Task directions —
Lay out as a JSON list of strings, one string per line with blank lines omitted, the lines running from the start of the entries through the line with "taskbar-separator xyxy=(386,739,387,766)", both ends included.

Entries —
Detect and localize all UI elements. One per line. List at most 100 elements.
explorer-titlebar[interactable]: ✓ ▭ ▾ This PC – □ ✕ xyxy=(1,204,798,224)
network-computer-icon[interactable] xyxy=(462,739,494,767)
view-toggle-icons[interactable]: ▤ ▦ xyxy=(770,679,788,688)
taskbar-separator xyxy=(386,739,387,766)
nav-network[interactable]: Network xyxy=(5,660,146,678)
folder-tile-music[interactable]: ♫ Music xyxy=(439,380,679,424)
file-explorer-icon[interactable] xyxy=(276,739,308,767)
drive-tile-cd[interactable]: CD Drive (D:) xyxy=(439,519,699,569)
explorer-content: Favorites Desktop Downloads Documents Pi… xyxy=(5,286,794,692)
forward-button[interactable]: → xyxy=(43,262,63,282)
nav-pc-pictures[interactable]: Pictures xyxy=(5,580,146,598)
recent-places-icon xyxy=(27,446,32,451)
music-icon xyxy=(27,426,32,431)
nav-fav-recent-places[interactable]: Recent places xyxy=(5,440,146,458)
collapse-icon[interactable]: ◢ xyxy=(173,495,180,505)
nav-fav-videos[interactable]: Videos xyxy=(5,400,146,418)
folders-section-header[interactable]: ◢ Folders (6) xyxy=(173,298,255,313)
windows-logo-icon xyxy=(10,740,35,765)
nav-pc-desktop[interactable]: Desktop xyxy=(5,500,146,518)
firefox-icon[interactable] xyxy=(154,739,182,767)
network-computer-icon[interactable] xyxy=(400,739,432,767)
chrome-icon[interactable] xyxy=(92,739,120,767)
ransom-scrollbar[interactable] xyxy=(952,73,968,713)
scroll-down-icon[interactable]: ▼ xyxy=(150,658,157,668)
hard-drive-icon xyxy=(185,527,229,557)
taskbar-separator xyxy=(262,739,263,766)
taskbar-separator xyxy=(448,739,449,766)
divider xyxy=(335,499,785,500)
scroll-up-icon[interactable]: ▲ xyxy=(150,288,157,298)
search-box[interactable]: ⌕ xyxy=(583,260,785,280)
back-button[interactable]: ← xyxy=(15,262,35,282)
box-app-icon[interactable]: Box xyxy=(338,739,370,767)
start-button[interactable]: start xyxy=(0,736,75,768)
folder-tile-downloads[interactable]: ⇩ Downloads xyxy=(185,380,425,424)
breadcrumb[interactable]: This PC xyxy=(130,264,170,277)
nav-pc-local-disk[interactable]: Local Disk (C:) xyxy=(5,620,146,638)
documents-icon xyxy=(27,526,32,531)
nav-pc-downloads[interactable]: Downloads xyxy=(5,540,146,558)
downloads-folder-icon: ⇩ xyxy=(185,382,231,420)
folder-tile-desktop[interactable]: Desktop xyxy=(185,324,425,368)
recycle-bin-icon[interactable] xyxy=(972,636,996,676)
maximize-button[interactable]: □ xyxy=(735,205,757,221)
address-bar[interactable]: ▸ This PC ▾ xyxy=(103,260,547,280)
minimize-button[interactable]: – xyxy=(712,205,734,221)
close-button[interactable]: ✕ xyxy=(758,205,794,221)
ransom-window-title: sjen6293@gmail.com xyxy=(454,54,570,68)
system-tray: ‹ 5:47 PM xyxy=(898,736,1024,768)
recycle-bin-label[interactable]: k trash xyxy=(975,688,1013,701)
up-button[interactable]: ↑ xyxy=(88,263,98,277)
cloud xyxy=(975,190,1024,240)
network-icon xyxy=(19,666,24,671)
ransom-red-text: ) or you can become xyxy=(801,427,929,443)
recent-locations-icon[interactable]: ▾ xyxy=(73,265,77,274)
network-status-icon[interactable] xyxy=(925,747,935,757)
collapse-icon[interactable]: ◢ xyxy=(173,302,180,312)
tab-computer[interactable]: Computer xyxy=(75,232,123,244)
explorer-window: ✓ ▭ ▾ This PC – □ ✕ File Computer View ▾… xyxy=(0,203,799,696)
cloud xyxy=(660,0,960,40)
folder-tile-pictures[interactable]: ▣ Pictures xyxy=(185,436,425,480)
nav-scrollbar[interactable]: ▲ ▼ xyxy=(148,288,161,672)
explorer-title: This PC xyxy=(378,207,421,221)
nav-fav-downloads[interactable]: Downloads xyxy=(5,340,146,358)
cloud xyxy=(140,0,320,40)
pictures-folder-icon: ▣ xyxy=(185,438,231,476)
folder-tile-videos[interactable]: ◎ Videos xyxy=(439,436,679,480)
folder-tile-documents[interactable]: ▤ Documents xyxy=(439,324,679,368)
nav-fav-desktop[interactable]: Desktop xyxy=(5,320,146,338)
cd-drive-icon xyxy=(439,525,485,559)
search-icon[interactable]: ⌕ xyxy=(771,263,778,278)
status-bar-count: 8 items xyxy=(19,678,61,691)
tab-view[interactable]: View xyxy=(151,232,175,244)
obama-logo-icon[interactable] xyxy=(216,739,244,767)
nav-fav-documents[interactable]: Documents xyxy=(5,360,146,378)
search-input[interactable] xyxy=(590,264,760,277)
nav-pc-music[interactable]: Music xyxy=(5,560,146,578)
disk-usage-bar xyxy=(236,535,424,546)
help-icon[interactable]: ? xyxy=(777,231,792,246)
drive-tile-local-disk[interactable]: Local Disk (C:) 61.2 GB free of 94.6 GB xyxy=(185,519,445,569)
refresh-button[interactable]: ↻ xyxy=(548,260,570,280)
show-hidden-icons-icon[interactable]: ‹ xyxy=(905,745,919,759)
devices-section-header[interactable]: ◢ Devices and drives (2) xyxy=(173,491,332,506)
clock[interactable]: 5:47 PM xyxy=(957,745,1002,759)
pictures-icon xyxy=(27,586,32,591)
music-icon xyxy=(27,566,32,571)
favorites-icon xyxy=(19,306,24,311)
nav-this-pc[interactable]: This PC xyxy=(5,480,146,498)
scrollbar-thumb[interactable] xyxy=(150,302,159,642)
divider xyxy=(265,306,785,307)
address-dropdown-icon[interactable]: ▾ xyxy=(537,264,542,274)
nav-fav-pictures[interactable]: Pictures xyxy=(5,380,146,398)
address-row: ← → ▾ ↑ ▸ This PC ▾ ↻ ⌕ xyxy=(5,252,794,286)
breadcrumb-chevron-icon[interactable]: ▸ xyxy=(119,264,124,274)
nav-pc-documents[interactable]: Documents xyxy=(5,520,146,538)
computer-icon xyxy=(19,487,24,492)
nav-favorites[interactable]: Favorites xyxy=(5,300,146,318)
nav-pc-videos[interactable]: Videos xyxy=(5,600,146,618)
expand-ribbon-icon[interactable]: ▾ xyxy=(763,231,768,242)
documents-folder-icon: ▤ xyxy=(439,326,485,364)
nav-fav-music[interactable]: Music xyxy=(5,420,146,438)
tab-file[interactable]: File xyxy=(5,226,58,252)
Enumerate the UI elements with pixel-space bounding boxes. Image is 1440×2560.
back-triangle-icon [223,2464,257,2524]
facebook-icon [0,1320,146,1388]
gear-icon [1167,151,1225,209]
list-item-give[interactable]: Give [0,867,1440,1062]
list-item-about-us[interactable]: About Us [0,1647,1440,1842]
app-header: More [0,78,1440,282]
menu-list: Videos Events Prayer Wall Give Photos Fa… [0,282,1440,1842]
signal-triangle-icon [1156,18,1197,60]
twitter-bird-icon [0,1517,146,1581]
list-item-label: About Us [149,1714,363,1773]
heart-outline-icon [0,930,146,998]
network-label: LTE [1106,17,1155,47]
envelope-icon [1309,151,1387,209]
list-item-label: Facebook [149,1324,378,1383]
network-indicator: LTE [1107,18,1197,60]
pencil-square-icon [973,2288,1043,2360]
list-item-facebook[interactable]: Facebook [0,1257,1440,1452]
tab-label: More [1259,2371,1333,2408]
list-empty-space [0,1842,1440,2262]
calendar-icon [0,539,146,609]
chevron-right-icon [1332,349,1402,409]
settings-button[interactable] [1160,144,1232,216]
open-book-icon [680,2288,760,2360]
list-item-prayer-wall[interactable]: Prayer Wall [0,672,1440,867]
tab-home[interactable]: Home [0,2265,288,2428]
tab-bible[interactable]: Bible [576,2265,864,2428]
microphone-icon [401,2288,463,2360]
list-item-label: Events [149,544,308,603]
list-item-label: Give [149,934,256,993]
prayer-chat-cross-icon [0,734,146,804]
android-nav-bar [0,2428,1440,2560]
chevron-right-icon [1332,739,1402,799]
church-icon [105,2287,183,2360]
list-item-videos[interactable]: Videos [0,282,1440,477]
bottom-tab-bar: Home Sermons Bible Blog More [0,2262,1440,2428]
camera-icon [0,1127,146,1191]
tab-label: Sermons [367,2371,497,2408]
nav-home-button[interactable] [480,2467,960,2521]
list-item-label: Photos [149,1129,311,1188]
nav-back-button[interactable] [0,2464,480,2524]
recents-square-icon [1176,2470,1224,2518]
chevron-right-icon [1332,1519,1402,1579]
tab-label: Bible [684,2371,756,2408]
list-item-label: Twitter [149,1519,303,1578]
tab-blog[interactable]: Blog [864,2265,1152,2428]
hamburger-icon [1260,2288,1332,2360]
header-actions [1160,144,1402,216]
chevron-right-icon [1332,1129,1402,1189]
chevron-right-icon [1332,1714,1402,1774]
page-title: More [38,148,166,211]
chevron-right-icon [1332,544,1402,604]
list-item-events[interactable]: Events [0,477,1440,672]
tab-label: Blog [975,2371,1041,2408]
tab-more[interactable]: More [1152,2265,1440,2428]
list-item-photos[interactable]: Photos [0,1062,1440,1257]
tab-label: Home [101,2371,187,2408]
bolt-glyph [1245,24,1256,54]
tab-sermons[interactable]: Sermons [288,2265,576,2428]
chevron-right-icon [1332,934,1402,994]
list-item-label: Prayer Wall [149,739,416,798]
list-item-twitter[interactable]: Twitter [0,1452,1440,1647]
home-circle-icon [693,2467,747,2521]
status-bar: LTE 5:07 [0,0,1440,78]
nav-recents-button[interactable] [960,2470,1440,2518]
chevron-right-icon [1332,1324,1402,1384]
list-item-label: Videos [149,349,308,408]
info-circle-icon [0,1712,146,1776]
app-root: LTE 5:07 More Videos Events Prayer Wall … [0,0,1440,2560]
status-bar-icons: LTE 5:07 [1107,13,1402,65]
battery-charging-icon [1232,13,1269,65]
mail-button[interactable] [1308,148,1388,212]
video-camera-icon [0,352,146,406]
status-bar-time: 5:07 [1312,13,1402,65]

Written answer —
[
  "Detect and localize all UI elements. One per line. List at most 100 elements.",
  "explorer-titlebar[interactable]: ✓ ▭ ▾ This PC – □ ✕ xyxy=(1,204,798,224)",
  "network-computer-icon[interactable] xyxy=(462,739,494,767)",
  "view-toggle-icons[interactable]: ▤ ▦ xyxy=(770,679,788,688)",
  "taskbar-separator xyxy=(386,739,387,766)"
]